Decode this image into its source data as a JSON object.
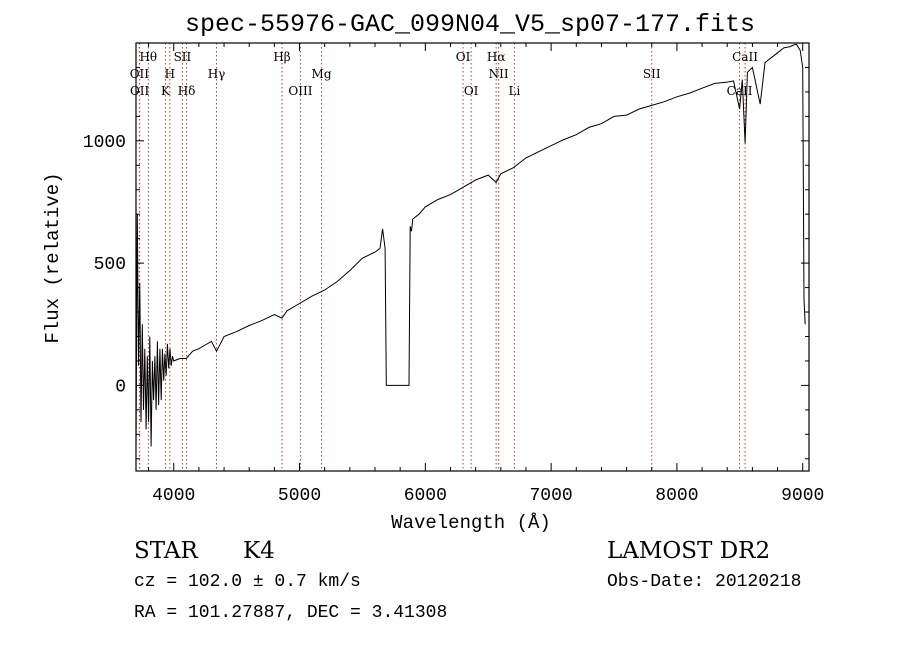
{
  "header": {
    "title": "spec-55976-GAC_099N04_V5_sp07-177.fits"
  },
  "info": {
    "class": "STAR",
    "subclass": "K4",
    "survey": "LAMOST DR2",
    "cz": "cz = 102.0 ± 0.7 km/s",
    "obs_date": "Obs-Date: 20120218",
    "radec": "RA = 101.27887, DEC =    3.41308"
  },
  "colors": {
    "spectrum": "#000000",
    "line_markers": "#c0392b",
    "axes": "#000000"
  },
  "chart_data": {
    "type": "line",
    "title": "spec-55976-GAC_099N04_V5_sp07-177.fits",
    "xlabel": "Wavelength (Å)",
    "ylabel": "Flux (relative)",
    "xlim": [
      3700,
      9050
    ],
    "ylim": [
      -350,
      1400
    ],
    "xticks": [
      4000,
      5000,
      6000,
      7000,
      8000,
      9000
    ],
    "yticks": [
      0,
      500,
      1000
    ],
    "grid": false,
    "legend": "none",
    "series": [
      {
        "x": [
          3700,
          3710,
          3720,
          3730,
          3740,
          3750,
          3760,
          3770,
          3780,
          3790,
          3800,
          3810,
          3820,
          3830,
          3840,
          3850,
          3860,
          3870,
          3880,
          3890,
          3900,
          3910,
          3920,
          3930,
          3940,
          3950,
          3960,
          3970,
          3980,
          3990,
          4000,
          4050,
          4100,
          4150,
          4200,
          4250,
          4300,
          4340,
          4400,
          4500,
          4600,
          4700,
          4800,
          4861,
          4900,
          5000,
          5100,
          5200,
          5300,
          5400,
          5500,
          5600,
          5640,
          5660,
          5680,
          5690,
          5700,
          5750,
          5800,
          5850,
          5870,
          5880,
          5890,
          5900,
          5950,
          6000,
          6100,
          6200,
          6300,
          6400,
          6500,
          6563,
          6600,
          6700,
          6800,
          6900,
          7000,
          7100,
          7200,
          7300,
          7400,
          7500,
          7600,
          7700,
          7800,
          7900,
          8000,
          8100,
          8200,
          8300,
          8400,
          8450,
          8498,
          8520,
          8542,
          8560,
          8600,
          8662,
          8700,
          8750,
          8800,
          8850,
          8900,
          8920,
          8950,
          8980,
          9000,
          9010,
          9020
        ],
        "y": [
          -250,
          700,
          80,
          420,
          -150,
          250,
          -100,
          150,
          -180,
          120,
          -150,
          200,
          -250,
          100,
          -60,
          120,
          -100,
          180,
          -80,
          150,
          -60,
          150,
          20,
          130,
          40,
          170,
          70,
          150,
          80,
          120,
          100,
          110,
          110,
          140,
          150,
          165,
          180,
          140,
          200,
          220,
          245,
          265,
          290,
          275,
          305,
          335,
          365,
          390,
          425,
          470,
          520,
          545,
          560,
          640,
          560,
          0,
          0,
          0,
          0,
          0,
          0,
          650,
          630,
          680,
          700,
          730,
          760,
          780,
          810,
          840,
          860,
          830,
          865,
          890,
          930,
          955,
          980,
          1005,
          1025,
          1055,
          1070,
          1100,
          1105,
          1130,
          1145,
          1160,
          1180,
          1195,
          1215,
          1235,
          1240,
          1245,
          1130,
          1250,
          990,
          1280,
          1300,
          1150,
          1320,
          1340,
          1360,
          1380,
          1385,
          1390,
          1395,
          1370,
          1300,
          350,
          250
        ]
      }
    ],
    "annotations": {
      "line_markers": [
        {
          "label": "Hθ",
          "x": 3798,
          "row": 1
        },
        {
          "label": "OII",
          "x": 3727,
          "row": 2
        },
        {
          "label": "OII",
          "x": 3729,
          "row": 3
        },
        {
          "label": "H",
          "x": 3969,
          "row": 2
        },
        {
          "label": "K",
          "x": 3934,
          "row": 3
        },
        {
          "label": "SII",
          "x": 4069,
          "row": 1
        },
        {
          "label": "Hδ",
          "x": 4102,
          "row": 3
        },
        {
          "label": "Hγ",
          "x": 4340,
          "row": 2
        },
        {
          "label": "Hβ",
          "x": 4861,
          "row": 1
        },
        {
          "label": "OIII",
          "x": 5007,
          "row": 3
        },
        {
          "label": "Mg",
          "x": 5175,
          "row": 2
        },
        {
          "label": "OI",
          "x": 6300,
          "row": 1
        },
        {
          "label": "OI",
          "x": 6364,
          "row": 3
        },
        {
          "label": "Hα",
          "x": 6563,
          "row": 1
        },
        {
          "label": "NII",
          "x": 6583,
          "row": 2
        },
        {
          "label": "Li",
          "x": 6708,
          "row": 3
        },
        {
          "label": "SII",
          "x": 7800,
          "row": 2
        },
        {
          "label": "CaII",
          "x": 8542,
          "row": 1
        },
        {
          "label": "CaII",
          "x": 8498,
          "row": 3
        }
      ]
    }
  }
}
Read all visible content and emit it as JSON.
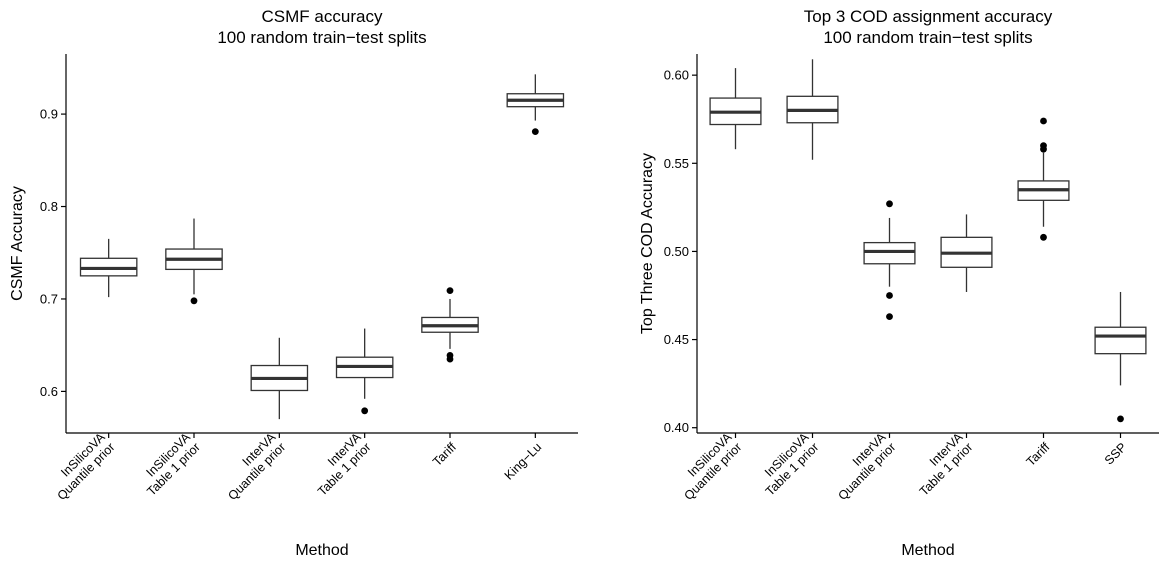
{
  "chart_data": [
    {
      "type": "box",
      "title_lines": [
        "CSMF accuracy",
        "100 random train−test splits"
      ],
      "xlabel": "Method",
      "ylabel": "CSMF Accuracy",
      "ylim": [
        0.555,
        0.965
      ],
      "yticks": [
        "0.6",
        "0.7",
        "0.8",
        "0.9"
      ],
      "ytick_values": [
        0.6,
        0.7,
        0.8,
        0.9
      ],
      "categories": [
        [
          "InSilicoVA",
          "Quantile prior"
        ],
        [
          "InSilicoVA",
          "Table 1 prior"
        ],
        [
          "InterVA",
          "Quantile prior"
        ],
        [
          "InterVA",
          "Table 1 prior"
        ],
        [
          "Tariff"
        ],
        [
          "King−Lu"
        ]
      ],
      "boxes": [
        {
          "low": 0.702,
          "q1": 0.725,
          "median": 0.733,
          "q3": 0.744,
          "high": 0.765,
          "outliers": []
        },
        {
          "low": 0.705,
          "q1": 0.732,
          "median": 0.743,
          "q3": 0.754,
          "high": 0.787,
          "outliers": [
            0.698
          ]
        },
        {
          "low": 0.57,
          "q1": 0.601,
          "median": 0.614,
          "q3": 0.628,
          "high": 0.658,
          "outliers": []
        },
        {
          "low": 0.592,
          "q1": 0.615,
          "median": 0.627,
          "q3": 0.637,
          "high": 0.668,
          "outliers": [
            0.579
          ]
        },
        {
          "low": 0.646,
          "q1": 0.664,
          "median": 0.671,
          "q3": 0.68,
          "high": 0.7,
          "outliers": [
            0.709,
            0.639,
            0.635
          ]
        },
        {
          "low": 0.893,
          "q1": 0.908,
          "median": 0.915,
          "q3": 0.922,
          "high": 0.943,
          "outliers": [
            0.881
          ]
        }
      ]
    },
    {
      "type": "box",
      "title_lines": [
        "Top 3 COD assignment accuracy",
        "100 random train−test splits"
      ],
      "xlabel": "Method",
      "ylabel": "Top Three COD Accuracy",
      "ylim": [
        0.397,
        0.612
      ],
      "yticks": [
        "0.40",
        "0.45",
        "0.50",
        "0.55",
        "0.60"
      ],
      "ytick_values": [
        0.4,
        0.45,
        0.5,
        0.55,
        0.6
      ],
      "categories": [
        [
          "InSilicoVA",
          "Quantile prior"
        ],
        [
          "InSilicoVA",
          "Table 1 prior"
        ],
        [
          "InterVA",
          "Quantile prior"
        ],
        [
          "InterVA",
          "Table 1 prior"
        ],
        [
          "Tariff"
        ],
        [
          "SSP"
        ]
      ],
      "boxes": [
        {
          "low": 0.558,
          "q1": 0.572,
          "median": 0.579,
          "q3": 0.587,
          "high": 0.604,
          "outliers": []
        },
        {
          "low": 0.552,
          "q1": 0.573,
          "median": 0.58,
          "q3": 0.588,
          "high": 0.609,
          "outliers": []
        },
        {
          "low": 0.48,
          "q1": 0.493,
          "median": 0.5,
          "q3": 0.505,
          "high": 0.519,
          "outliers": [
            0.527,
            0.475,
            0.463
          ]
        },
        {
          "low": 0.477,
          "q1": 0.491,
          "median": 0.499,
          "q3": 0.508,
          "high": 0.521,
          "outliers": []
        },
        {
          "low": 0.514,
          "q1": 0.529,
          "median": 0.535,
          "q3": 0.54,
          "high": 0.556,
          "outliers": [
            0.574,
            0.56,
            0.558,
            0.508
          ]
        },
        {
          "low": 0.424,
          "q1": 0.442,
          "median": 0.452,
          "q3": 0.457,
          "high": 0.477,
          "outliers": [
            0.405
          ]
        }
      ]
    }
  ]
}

▬▬▬▬▬▬

**To be done:**
Show every line in the records above that contains the word "JSON".

**Output for this exercise:**
Decode this image into its source data as a JSON object.
Read all visible content and emit it as JSON.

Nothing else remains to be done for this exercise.